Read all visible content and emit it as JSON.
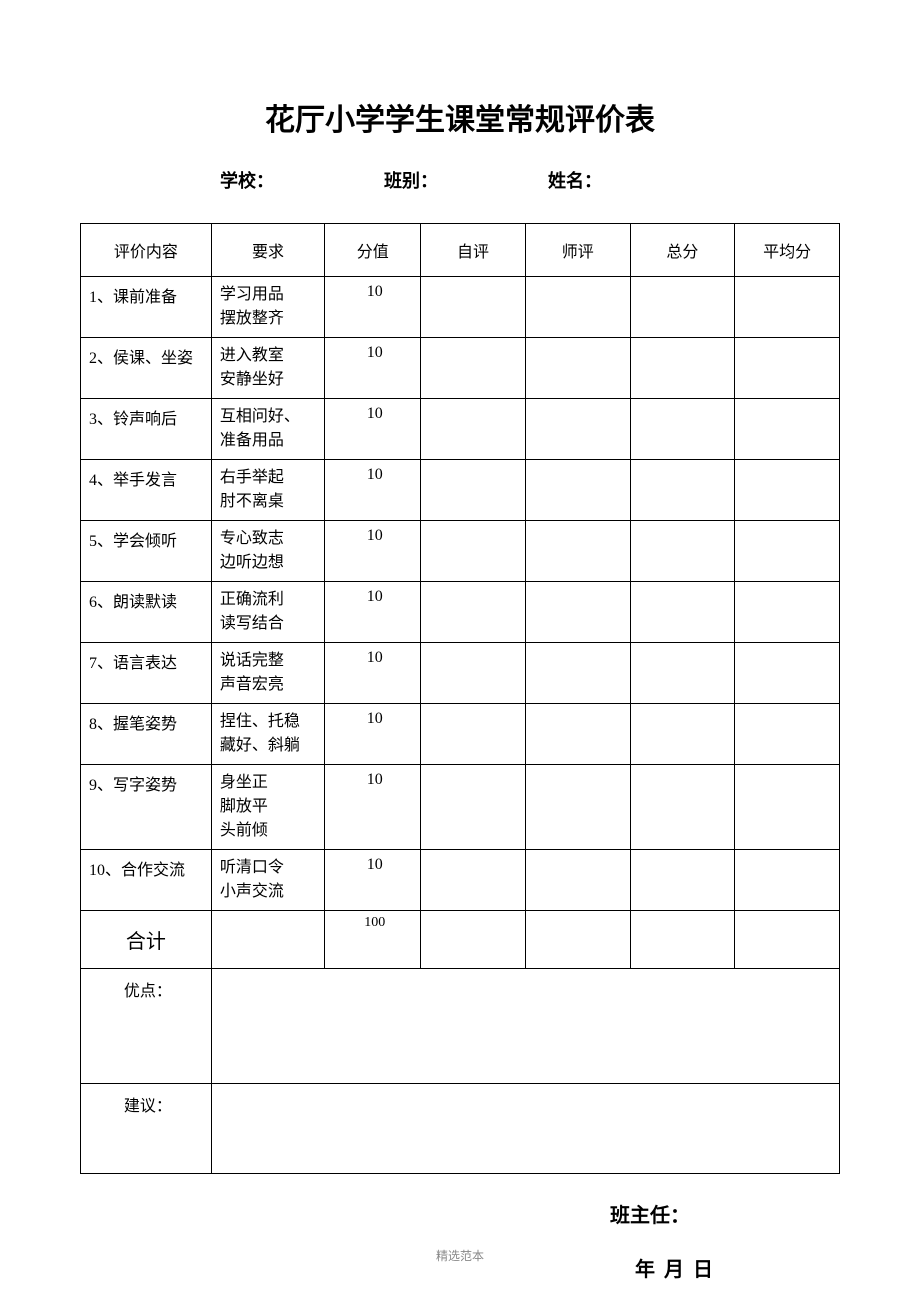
{
  "title": "花厅小学学生课堂常规评价表",
  "info": {
    "school_label": "学校：",
    "class_label": "班别：",
    "name_label": "姓名："
  },
  "table": {
    "headers": {
      "content": "评价内容",
      "requirement": "要求",
      "score": "分值",
      "self": "自评",
      "teacher": "师评",
      "total": "总分",
      "average": "平均分"
    },
    "rows": [
      {
        "content": "1、课前准备",
        "req_line1": "学习用品",
        "req_line2": "摆放整齐",
        "score": "10"
      },
      {
        "content": "2、侯课、坐姿",
        "req_line1": "进入教室",
        "req_line2": "安静坐好",
        "score": "10"
      },
      {
        "content": "3、铃声响后",
        "req_line1": "互相问好、",
        "req_line2": "准备用品",
        "score": "10"
      },
      {
        "content": "4、举手发言",
        "req_line1": "右手举起",
        "req_line2": "肘不离桌",
        "score": "10"
      },
      {
        "content": "5、学会倾听",
        "req_line1": "专心致志",
        "req_line2": "边听边想",
        "score": "10"
      },
      {
        "content": "6、朗读默读",
        "req_line1": "正确流利",
        "req_line2": "读写结合",
        "score": "10"
      },
      {
        "content": "7、语言表达",
        "req_line1": "说话完整",
        "req_line2": "声音宏亮",
        "score": "10"
      },
      {
        "content": "8、握笔姿势",
        "req_line1": "捏住、托稳",
        "req_line2": "藏好、斜躺",
        "score": "10"
      },
      {
        "content": "9、写字姿势",
        "req_line1": "身坐正",
        "req_line2": "脚放平",
        "req_line3": "头前倾",
        "score": "10"
      },
      {
        "content": "10、合作交流",
        "req_line1": "听清口令",
        "req_line2": "小声交流",
        "score": "10"
      }
    ],
    "total_label": "合计",
    "total_score": "100",
    "merit_label": "优点：",
    "suggest_label": "建议："
  },
  "signature": {
    "teacher_label": "班主任：",
    "date_label": "年   月   日"
  },
  "footer": "精选范本"
}
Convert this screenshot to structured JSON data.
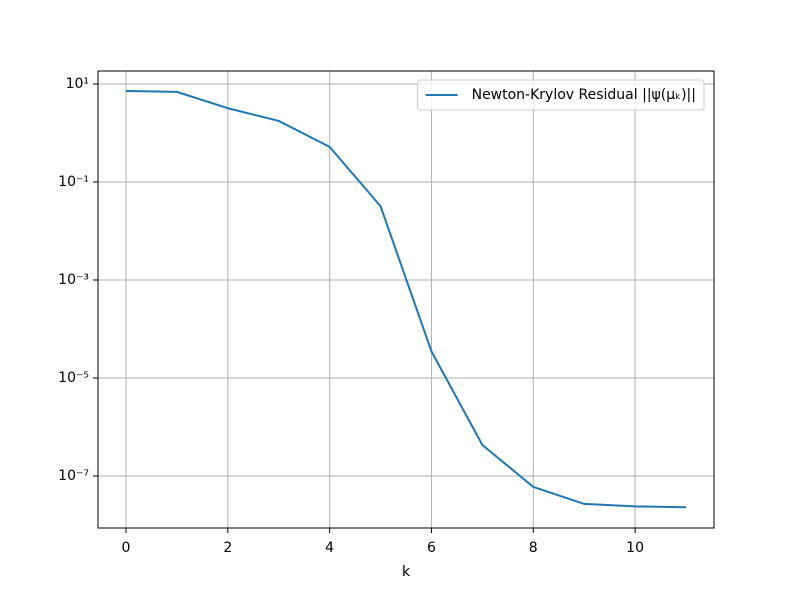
{
  "chart_data": {
    "type": "line",
    "xlabel": "k",
    "x": [
      0,
      1,
      2,
      3,
      4,
      5,
      6,
      7,
      8,
      9,
      10,
      11
    ],
    "series": [
      {
        "name": "Newton-Krylov Residual ||ψ(μₖ)||",
        "color": "#1f77b4",
        "values": [
          7.2,
          6.9,
          3.2,
          1.76,
          0.52,
          0.032,
          3.5e-05,
          4.3e-07,
          6e-08,
          2.7e-08,
          2.4e-08,
          2.3e-08
        ]
      }
    ],
    "xlim": [
      -0.55,
      11.55
    ],
    "xticks": [
      0,
      2,
      4,
      6,
      8,
      10
    ],
    "ylim": [
      8.7e-09,
      18.4
    ],
    "log_y": true,
    "yticks": [
      {
        "value": 10,
        "label": "10¹"
      },
      {
        "value": 0.1,
        "label": "10⁻¹"
      },
      {
        "value": 0.001,
        "label": "10⁻³"
      },
      {
        "value": 1e-05,
        "label": "10⁻⁵"
      },
      {
        "value": 1e-07,
        "label": "10⁻⁷"
      }
    ],
    "grid": true,
    "legend": "upper right"
  }
}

> **What the task requires**
Find each line holding "content". Copy it out.

> **Finished exercise**
Read all visible content and emit it as JSON.
      "content": "评价内容",
        "content": "1、课前准备",
        "content": "2、侯课、坐姿",
        "content": "3、铃声响后",
        "content": "4、举手发言",
        "content": "5、学会倾听",
        "content": "6、朗读默读",
        "content": "7、语言表达",
        "content": "8、握笔姿势",
        "content": "9、写字姿势",
        "content": "10、合作交流",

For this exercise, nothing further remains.